## Begin RAW RECORDS

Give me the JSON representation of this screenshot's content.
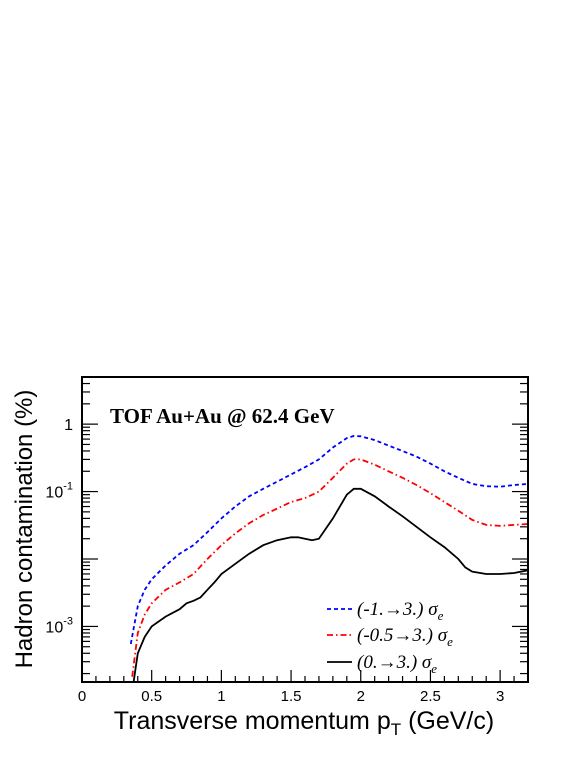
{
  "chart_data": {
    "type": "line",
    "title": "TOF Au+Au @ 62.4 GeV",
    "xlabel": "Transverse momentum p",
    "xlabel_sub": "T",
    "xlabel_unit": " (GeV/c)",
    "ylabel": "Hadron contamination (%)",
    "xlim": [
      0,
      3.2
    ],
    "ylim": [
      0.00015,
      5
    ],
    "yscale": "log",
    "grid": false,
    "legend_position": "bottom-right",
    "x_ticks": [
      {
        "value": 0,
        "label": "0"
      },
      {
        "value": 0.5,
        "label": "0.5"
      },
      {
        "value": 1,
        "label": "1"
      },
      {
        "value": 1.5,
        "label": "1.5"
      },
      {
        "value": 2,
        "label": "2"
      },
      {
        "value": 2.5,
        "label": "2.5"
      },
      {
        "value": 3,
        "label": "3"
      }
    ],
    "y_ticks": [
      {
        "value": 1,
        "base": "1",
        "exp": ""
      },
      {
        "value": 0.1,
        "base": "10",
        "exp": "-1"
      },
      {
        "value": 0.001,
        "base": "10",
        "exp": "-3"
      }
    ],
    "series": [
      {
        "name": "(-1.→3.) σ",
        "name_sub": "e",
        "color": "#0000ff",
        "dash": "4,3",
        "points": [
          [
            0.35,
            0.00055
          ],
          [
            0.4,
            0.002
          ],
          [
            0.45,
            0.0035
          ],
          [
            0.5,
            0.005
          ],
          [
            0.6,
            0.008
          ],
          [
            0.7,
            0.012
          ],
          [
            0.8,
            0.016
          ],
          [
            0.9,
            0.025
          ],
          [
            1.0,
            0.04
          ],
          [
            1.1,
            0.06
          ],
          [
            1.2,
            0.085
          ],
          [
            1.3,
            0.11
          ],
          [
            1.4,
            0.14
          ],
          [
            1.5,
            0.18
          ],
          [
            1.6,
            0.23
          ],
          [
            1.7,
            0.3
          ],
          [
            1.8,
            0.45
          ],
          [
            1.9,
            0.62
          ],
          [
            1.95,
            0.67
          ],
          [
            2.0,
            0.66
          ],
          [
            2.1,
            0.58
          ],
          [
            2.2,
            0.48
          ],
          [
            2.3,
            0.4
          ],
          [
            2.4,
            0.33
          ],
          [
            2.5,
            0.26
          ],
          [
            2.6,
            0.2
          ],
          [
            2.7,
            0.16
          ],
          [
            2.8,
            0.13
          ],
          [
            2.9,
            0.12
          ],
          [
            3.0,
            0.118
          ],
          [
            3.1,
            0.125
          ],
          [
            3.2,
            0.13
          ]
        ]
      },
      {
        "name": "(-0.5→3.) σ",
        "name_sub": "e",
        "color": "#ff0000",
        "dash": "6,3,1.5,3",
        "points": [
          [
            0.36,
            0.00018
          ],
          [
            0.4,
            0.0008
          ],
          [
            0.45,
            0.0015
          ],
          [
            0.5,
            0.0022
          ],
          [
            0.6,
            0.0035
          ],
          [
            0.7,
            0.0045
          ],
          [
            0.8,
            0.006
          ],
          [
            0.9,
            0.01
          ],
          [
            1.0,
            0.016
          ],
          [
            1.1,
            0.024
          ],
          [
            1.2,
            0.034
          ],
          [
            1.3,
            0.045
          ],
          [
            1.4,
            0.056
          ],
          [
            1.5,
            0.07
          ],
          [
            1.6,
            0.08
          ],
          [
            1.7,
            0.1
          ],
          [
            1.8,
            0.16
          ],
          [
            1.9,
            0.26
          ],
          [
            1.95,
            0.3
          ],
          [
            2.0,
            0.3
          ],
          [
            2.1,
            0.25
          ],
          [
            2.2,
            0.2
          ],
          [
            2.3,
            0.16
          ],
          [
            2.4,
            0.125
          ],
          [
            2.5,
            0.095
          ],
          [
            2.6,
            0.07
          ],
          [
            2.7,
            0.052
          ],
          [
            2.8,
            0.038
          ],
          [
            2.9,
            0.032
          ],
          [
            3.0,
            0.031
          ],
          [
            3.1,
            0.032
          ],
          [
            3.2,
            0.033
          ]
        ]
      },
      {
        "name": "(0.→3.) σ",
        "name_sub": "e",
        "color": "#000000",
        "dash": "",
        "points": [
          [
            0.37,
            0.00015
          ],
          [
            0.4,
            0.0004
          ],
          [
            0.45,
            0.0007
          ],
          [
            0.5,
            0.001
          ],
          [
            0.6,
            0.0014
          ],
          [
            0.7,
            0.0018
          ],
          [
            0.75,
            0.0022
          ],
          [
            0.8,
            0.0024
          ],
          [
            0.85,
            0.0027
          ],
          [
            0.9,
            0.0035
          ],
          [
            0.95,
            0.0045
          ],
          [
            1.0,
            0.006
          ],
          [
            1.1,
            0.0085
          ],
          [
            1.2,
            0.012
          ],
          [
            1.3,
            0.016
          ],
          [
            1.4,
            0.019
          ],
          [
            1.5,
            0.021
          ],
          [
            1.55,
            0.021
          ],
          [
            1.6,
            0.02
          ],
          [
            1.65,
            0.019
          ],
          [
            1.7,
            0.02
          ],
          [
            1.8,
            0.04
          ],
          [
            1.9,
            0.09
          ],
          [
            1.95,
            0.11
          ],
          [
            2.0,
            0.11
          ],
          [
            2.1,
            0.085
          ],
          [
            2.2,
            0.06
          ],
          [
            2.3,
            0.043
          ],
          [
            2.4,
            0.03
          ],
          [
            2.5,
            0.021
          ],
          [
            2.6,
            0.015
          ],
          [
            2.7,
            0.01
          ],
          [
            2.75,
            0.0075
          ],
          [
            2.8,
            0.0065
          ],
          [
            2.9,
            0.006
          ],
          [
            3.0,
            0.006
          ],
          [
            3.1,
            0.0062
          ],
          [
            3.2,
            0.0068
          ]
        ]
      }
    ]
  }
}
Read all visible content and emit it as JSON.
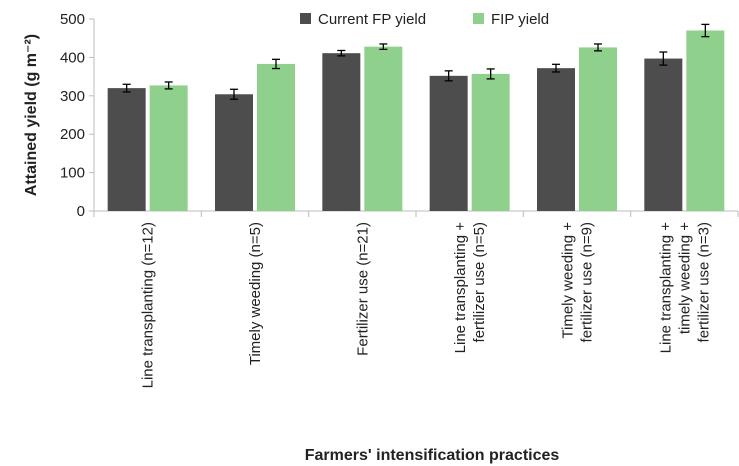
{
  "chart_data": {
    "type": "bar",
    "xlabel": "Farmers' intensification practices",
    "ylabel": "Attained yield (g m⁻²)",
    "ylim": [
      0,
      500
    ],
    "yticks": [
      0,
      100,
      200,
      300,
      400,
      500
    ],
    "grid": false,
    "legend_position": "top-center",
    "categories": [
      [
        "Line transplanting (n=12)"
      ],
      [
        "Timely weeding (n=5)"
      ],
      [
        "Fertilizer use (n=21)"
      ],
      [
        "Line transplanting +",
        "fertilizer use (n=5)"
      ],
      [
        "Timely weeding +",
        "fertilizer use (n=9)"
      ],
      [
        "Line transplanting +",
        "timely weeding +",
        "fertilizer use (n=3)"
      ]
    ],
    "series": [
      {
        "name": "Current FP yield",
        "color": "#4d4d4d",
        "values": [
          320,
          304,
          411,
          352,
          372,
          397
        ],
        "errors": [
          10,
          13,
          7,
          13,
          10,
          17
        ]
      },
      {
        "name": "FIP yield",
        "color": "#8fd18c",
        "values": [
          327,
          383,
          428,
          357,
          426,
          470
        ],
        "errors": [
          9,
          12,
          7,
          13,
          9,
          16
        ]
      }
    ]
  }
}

## End RAW RECORDS

WHAT IS EXPECTED. From the listing, extract all text exactly as given and drop any picture.

WRITTEN ANSWER.
Give me the JSON representation of this screenshot's content.
{
  "chart_data": {
    "type": "line",
    "title": "TOF Au+Au @ 62.4 GeV",
    "xlabel": "Transverse momentum p",
    "xlabel_sub": "T",
    "xlabel_unit": " (GeV/c)",
    "ylabel": "Hadron contamination (%)",
    "xlim": [
      0,
      3.2
    ],
    "ylim": [
      0.00015,
      5
    ],
    "yscale": "log",
    "grid": false,
    "legend_position": "bottom-right",
    "x_ticks": [
      {
        "value": 0,
        "label": "0"
      },
      {
        "value": 0.5,
        "label": "0.5"
      },
      {
        "value": 1,
        "label": "1"
      },
      {
        "value": 1.5,
        "label": "1.5"
      },
      {
        "value": 2,
        "label": "2"
      },
      {
        "value": 2.5,
        "label": "2.5"
      },
      {
        "value": 3,
        "label": "3"
      }
    ],
    "y_ticks": [
      {
        "value": 1,
        "base": "1",
        "exp": ""
      },
      {
        "value": 0.1,
        "base": "10",
        "exp": "-1"
      },
      {
        "value": 0.001,
        "base": "10",
        "exp": "-3"
      }
    ],
    "series": [
      {
        "name": "(-1.→3.) σ",
        "name_sub": "e",
        "color": "#0000ff",
        "dash": "4,3",
        "points": [
          [
            0.35,
            0.00055
          ],
          [
            0.4,
            0.002
          ],
          [
            0.45,
            0.0035
          ],
          [
            0.5,
            0.005
          ],
          [
            0.6,
            0.008
          ],
          [
            0.7,
            0.012
          ],
          [
            0.8,
            0.016
          ],
          [
            0.9,
            0.025
          ],
          [
            1.0,
            0.04
          ],
          [
            1.1,
            0.06
          ],
          [
            1.2,
            0.085
          ],
          [
            1.3,
            0.11
          ],
          [
            1.4,
            0.14
          ],
          [
            1.5,
            0.18
          ],
          [
            1.6,
            0.23
          ],
          [
            1.7,
            0.3
          ],
          [
            1.8,
            0.45
          ],
          [
            1.9,
            0.62
          ],
          [
            1.95,
            0.67
          ],
          [
            2.0,
            0.66
          ],
          [
            2.1,
            0.58
          ],
          [
            2.2,
            0.48
          ],
          [
            2.3,
            0.4
          ],
          [
            2.4,
            0.33
          ],
          [
            2.5,
            0.26
          ],
          [
            2.6,
            0.2
          ],
          [
            2.7,
            0.16
          ],
          [
            2.8,
            0.13
          ],
          [
            2.9,
            0.12
          ],
          [
            3.0,
            0.118
          ],
          [
            3.1,
            0.125
          ],
          [
            3.2,
            0.13
          ]
        ]
      },
      {
        "name": "(-0.5→3.) σ",
        "name_sub": "e",
        "color": "#ff0000",
        "dash": "6,3,1.5,3",
        "points": [
          [
            0.36,
            0.00018
          ],
          [
            0.4,
            0.0008
          ],
          [
            0.45,
            0.0015
          ],
          [
            0.5,
            0.0022
          ],
          [
            0.6,
            0.0035
          ],
          [
            0.7,
            0.0045
          ],
          [
            0.8,
            0.006
          ],
          [
            0.9,
            0.01
          ],
          [
            1.0,
            0.016
          ],
          [
            1.1,
            0.024
          ],
          [
            1.2,
            0.034
          ],
          [
            1.3,
            0.045
          ],
          [
            1.4,
            0.056
          ],
          [
            1.5,
            0.07
          ],
          [
            1.6,
            0.08
          ],
          [
            1.7,
            0.1
          ],
          [
            1.8,
            0.16
          ],
          [
            1.9,
            0.26
          ],
          [
            1.95,
            0.3
          ],
          [
            2.0,
            0.3
          ],
          [
            2.1,
            0.25
          ],
          [
            2.2,
            0.2
          ],
          [
            2.3,
            0.16
          ],
          [
            2.4,
            0.125
          ],
          [
            2.5,
            0.095
          ],
          [
            2.6,
            0.07
          ],
          [
            2.7,
            0.052
          ],
          [
            2.8,
            0.038
          ],
          [
            2.9,
            0.032
          ],
          [
            3.0,
            0.031
          ],
          [
            3.1,
            0.032
          ],
          [
            3.2,
            0.033
          ]
        ]
      },
      {
        "name": "(0.→3.) σ",
        "name_sub": "e",
        "color": "#000000",
        "dash": "",
        "points": [
          [
            0.37,
            0.00015
          ],
          [
            0.4,
            0.0004
          ],
          [
            0.45,
            0.0007
          ],
          [
            0.5,
            0.001
          ],
          [
            0.6,
            0.0014
          ],
          [
            0.7,
            0.0018
          ],
          [
            0.75,
            0.0022
          ],
          [
            0.8,
            0.0024
          ],
          [
            0.85,
            0.0027
          ],
          [
            0.9,
            0.0035
          ],
          [
            0.95,
            0.0045
          ],
          [
            1.0,
            0.006
          ],
          [
            1.1,
            0.0085
          ],
          [
            1.2,
            0.012
          ],
          [
            1.3,
            0.016
          ],
          [
            1.4,
            0.019
          ],
          [
            1.5,
            0.021
          ],
          [
            1.55,
            0.021
          ],
          [
            1.6,
            0.02
          ],
          [
            1.65,
            0.019
          ],
          [
            1.7,
            0.02
          ],
          [
            1.8,
            0.04
          ],
          [
            1.9,
            0.09
          ],
          [
            1.95,
            0.11
          ],
          [
            2.0,
            0.11
          ],
          [
            2.1,
            0.085
          ],
          [
            2.2,
            0.06
          ],
          [
            2.3,
            0.043
          ],
          [
            2.4,
            0.03
          ],
          [
            2.5,
            0.021
          ],
          [
            2.6,
            0.015
          ],
          [
            2.7,
            0.01
          ],
          [
            2.75,
            0.0075
          ],
          [
            2.8,
            0.0065
          ],
          [
            2.9,
            0.006
          ],
          [
            3.0,
            0.006
          ],
          [
            3.1,
            0.0062
          ],
          [
            3.2,
            0.0068
          ]
        ]
      }
    ]
  }
}
Read all visible content and emit it as JSON.
{
  "chart_data": {
    "type": "bar",
    "xlabel": "Farmers' intensification practices",
    "ylabel": "Attained yield (g m⁻²)",
    "ylim": [
      0,
      500
    ],
    "yticks": [
      0,
      100,
      200,
      300,
      400,
      500
    ],
    "grid": false,
    "legend_position": "top-center",
    "categories": [
      [
        "Line transplanting (n=12)"
      ],
      [
        "Timely weeding (n=5)"
      ],
      [
        "Fertilizer use (n=21)"
      ],
      [
        "Line transplanting +",
        "fertilizer use (n=5)"
      ],
      [
        "Timely weeding +",
        "fertilizer use (n=9)"
      ],
      [
        "Line transplanting +",
        "timely weeding +",
        "fertilizer use (n=3)"
      ]
    ],
    "series": [
      {
        "name": "Current FP yield",
        "color": "#4d4d4d",
        "values": [
          320,
          304,
          411,
          352,
          372,
          397
        ],
        "errors": [
          10,
          13,
          7,
          13,
          10,
          17
        ]
      },
      {
        "name": "FIP yield",
        "color": "#8fd18c",
        "values": [
          327,
          383,
          428,
          357,
          426,
          470
        ],
        "errors": [
          9,
          12,
          7,
          13,
          9,
          16
        ]
      }
    ]
  }
}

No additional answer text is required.